Segment Start: Data to process

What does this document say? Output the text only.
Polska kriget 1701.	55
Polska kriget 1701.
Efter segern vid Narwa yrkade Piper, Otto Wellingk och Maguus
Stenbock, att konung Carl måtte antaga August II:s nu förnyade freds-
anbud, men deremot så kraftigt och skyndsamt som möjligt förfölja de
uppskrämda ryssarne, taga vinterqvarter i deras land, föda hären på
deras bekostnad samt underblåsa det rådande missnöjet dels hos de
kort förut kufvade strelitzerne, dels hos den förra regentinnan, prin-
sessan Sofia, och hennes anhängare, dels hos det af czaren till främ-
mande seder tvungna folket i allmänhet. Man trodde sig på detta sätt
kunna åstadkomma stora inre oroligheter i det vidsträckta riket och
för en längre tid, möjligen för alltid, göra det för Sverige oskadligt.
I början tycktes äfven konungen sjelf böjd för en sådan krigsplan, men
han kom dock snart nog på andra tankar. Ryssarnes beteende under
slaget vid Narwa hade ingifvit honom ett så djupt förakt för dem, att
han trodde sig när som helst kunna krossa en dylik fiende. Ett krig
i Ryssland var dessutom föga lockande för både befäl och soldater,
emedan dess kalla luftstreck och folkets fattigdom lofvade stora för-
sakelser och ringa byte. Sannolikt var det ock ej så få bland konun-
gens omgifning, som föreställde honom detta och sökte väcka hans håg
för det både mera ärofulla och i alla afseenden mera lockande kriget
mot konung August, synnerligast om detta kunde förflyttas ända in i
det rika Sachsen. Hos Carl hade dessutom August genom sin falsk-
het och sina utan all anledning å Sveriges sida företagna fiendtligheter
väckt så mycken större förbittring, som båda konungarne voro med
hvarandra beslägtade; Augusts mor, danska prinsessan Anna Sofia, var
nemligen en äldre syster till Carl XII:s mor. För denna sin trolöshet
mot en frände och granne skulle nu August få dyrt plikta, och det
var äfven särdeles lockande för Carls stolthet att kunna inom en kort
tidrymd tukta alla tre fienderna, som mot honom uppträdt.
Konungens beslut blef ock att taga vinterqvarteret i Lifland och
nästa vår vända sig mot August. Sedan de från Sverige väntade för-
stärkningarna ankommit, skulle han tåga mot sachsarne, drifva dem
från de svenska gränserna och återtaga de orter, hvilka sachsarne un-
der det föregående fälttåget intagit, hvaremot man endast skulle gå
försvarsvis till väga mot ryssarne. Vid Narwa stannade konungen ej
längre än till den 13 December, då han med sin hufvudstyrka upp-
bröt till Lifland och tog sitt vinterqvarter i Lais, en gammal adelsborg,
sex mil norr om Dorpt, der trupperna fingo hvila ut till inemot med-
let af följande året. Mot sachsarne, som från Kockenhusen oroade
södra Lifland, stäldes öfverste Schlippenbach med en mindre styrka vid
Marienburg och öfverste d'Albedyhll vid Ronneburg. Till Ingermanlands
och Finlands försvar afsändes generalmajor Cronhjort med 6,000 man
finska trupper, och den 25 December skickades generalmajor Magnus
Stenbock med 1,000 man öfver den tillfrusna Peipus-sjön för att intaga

Segment End: Data to process

**What is required**
Only lines that hold the string "stora" belong in the answer, so copy every one of them from the records.

**Final answer**
kunna åstadkomma stora inre oroligheter i det vidsträckta riket och
emedan dess kalla luftstreck och folkets fattigdom lofvade stora för-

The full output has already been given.